THE TASK
With no edits of any kind, print each record that follows.

[PROVIDED MATERIAL Boundary: Start]

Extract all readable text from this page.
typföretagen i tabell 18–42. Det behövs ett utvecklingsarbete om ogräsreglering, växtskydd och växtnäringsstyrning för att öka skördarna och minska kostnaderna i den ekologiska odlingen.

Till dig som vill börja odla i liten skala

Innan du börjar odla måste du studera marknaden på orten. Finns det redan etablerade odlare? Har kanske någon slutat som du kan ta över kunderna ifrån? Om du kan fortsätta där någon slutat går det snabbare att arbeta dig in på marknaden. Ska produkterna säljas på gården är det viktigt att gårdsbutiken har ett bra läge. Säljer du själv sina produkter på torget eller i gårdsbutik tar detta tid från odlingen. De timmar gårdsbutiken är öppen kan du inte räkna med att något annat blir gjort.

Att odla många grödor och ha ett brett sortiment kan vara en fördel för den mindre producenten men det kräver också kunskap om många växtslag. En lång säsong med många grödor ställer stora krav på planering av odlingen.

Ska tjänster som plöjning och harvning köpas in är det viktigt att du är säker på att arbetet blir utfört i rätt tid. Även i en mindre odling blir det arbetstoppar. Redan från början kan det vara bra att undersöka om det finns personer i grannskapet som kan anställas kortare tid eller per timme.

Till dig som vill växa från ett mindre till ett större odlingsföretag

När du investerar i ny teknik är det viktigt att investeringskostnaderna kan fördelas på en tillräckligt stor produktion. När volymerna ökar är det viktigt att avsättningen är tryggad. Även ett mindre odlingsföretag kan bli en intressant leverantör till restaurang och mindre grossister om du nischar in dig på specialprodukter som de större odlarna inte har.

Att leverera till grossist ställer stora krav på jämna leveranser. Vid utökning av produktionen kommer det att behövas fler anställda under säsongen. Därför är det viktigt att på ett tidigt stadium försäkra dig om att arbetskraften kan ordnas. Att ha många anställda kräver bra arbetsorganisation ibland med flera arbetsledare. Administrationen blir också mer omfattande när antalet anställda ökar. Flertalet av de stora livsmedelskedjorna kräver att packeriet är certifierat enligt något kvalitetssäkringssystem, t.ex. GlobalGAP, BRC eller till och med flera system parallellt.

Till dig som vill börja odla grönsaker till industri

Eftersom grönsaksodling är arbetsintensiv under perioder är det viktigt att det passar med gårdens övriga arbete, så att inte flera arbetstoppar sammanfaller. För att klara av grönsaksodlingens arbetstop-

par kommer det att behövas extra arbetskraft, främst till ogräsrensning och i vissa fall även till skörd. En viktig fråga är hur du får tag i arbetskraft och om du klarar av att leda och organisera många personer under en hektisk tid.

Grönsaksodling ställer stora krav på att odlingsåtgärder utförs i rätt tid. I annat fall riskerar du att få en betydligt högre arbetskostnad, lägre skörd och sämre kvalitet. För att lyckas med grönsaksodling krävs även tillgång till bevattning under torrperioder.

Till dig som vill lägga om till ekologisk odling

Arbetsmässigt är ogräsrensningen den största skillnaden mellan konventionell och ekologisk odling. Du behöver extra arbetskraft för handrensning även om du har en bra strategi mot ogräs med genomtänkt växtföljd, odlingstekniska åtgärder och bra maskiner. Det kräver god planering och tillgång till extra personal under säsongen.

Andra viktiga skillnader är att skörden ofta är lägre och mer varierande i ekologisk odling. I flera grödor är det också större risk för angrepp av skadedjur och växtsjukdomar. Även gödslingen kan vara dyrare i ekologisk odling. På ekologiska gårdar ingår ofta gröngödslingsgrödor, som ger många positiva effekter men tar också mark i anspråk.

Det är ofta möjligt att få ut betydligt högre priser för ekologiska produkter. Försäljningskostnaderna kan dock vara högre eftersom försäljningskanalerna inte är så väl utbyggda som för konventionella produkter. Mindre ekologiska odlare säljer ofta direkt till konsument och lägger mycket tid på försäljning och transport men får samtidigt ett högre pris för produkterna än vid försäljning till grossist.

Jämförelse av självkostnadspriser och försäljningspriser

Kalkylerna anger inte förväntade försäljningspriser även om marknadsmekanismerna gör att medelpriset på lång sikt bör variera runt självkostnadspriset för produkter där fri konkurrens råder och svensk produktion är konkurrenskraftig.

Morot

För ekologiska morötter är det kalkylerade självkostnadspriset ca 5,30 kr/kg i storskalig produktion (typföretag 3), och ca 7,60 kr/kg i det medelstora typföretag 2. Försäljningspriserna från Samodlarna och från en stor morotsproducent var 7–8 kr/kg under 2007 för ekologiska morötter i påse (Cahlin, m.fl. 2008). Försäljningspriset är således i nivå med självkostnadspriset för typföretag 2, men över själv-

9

[PROVIDED MATERIAL Boundary: End]

EXERCISE OUTPUT
Extract all readable text from this page.
typföretagen i tabell 18–42. Det behövs ett utvecklingsarbete om ogräsreglering, växtskydd och växtnäringsstyrning för att öka skördarna och minska kostnaderna i den ekologiska odlingen.

Till dig som vill börja odla i liten skala

Innan du börjar odla måste du studera marknaden på orten. Finns det redan etablerade odlare? Har kanske någon slutat som du kan ta över kunderna ifrån? Om du kan fortsätta där någon slutat går det snabbare att arbeta dig in på marknaden. Ska produkterna säljas på gården är det viktigt att gårdsbutiken har ett bra läge. Säljer du själv sina produkter på torget eller i gårdsbutik tar detta tid från odlingen. De timmar gårdsbutiken är öppen kan du inte räkna med att något annat blir gjort.

Att odla många grödor och ha ett brett sortiment kan vara en fördel för den mindre producenten men det kräver också kunskap om många växtslag. En lång säsong med många grödor ställer stora krav på planering av odlingen.

Ska tjänster som plöjning och harvning köpas in är det viktigt att du är säker på att arbetet blir utfört i rätt tid. Även i en mindre odling blir det arbetstoppar. Redan från början kan det vara bra att undersöka om det finns personer i grannskapet som kan anställas kortare tid eller per timme.

Till dig som vill växa från ett mindre till ett större odlingsföretag

När du investerar i ny teknik är det viktigt att investeringskostnaderna kan fördelas på en tillräckligt stor produktion. När volymerna ökar är det viktigt att avsättningen är tryggad. Även ett mindre odlingsföretag kan bli en intressant leverantör till restaurang och mindre grossister om du nischar in dig på specialprodukter som de större odlarna inte har.

Att leverera till grossist ställer stora krav på jämna leveranser. Vid utökning av produktionen kommer det att behövas fler anställda under säsongen. Därför är det viktigt att på ett tidigt stadium försäkra dig om att arbetskraften kan ordnas. Att ha många anställda kräver bra arbetsorganisation ibland med flera arbetsledare. Administrationen blir också mer omfattande när antalet anställda ökar. Flertalet av de stora livsmedelskedjorna kräver att packeriet är certifierat enligt något kvalitetssäkringssystem, t.ex. GlobalGAP, BRC eller till och med flera system parallellt.

Till dig som vill börja odla grönsaker till industri

Eftersom grönsaksodling är arbetsintensiv under perioder är det viktigt att det passar med gårdens övriga arbete, så att inte flera arbetstoppar sammanfaller. För att klara av grönsaksodlingens arbetstop-

par kommer det att behövas extra arbetskraft, främst till ogräsrensning och i vissa fall även till skörd. En viktig fråga är hur du får tag i arbetskraft och om du klarar av att leda och organisera många personer under en hektisk tid.

Grönsaksodling ställer stora krav på att odlingsåtgärder utförs i rätt tid. I annat fall riskerar du att få en betydligt högre arbetskostnad, lägre skörd och sämre kvalitet. För att lyckas med grönsaksodling krävs även tillgång till bevattning under torrperioder.

Till dig som vill lägga om till ekologisk odling

Arbetsmässigt är ogräsrensningen den största skillnaden mellan konventionell och ekologisk odling. Du behöver extra arbetskraft för handrensning även om du har en bra strategi mot ogräs med genomtänkt växtföljd, odlingstekniska åtgärder och bra maskiner. Det kräver god planering och tillgång till extra personal under säsongen.

Andra viktiga skillnader är att skörden ofta är lägre och mer varierande i ekologisk odling. I flera grödor är det också större risk för angrepp av skadedjur och växtsjukdomar. Även gödslingen kan vara dyrare i ekologisk odling. På ekologiska gårdar ingår ofta gröngödslingsgrödor, som ger många positiva effekter men tar också mark i anspråk.

Det är ofta möjligt att få ut betydligt högre priser för ekologiska produkter. Försäljningskostnaderna kan dock vara högre eftersom försäljningskanalerna inte är så väl utbyggda som för konventionella produkter. Mindre ekologiska odlare säljer ofta direkt till konsument och lägger mycket tid på försäljning och transport men får samtidigt ett högre pris för produkterna än vid försäljning till grossist.

Jämförelse av självkostnadspriser och försäljningspriser

Kalkylerna anger inte förväntade försäljningspriser även om marknadsmekanismerna gör att medelpriset på lång sikt bör variera runt självkostnadspriset för produkter där fri konkurrens råder och svensk produktion är konkurrenskraftig.

Morot

För ekologiska morötter är det kalkylerade självkostnadspriset ca 5,30 kr/kg i storskalig produktion (typföretag 3), och ca 7,60 kr/kg i det medelstora typföretag 2. Försäljningspriserna från Samodlarna och från en stor morotsproducent var 7–8 kr/kg under 2007 för ekologiska morötter i påse (Cahlin, m.fl. 2008). Försäljningspriset är således i nivå med självkostnadspriset för typföretag 2, men över själv-

9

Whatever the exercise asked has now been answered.